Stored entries

======

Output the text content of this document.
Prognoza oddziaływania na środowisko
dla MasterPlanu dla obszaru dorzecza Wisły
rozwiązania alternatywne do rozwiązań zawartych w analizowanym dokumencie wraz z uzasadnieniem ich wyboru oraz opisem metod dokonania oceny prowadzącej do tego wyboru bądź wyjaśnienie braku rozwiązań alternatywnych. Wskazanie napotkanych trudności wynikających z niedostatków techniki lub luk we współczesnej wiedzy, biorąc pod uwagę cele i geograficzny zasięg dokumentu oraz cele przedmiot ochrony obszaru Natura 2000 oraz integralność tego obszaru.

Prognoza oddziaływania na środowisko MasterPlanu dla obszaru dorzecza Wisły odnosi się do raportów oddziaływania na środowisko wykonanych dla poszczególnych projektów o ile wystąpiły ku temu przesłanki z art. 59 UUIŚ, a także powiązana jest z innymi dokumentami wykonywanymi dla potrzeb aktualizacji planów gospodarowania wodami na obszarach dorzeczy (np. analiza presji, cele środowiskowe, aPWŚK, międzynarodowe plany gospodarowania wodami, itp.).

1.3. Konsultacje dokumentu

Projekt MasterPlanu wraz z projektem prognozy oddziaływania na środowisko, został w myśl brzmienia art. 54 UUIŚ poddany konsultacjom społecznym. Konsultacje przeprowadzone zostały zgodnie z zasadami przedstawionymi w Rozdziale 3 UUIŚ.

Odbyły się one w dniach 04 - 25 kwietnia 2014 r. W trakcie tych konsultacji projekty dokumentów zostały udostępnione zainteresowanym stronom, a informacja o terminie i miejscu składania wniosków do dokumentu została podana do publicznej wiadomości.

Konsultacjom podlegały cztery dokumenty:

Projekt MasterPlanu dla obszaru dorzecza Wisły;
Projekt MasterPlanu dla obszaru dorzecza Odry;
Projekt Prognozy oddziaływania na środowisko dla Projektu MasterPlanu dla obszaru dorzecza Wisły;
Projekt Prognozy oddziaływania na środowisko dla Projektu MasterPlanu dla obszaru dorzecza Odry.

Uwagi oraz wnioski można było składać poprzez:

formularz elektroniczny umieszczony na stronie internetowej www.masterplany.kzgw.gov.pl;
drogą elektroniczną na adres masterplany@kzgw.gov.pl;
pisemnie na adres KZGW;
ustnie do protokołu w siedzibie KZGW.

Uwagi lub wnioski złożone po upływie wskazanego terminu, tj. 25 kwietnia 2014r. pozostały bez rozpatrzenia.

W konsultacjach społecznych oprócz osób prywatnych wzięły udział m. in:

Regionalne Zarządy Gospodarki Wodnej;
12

======

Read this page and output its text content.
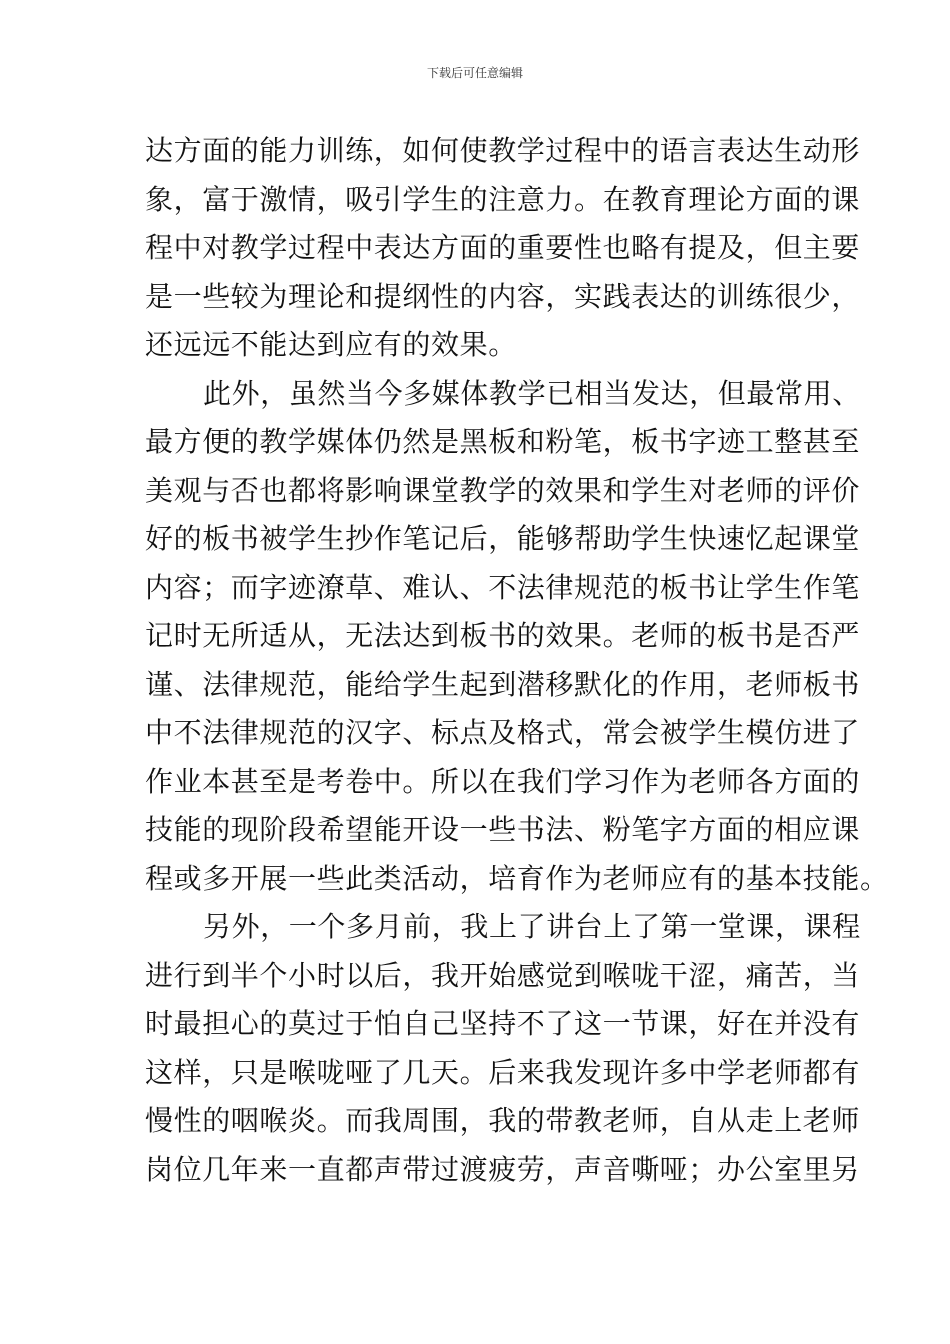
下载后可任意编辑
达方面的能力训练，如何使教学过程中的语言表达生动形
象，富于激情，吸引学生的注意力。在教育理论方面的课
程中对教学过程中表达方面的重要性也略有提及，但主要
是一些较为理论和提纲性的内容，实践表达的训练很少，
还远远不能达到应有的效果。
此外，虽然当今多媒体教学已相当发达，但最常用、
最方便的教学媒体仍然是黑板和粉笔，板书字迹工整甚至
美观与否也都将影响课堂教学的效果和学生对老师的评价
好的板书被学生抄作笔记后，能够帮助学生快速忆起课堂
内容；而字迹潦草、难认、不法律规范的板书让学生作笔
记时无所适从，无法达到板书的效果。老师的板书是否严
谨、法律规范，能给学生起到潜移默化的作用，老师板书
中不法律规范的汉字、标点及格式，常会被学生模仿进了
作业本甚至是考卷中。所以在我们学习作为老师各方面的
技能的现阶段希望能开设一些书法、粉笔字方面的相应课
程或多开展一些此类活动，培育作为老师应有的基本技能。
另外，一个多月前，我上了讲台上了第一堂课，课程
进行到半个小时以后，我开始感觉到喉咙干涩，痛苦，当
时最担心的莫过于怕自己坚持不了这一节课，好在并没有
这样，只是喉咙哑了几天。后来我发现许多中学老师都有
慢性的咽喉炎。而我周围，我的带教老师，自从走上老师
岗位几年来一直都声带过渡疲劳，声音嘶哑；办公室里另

======

◆ WHAT YOU NEED TO DO: Identify all lines where the word "text" shows up. Copy them.

◆ COMPLETED TASK:
Output the text content of this document.
Read this page and output its text content.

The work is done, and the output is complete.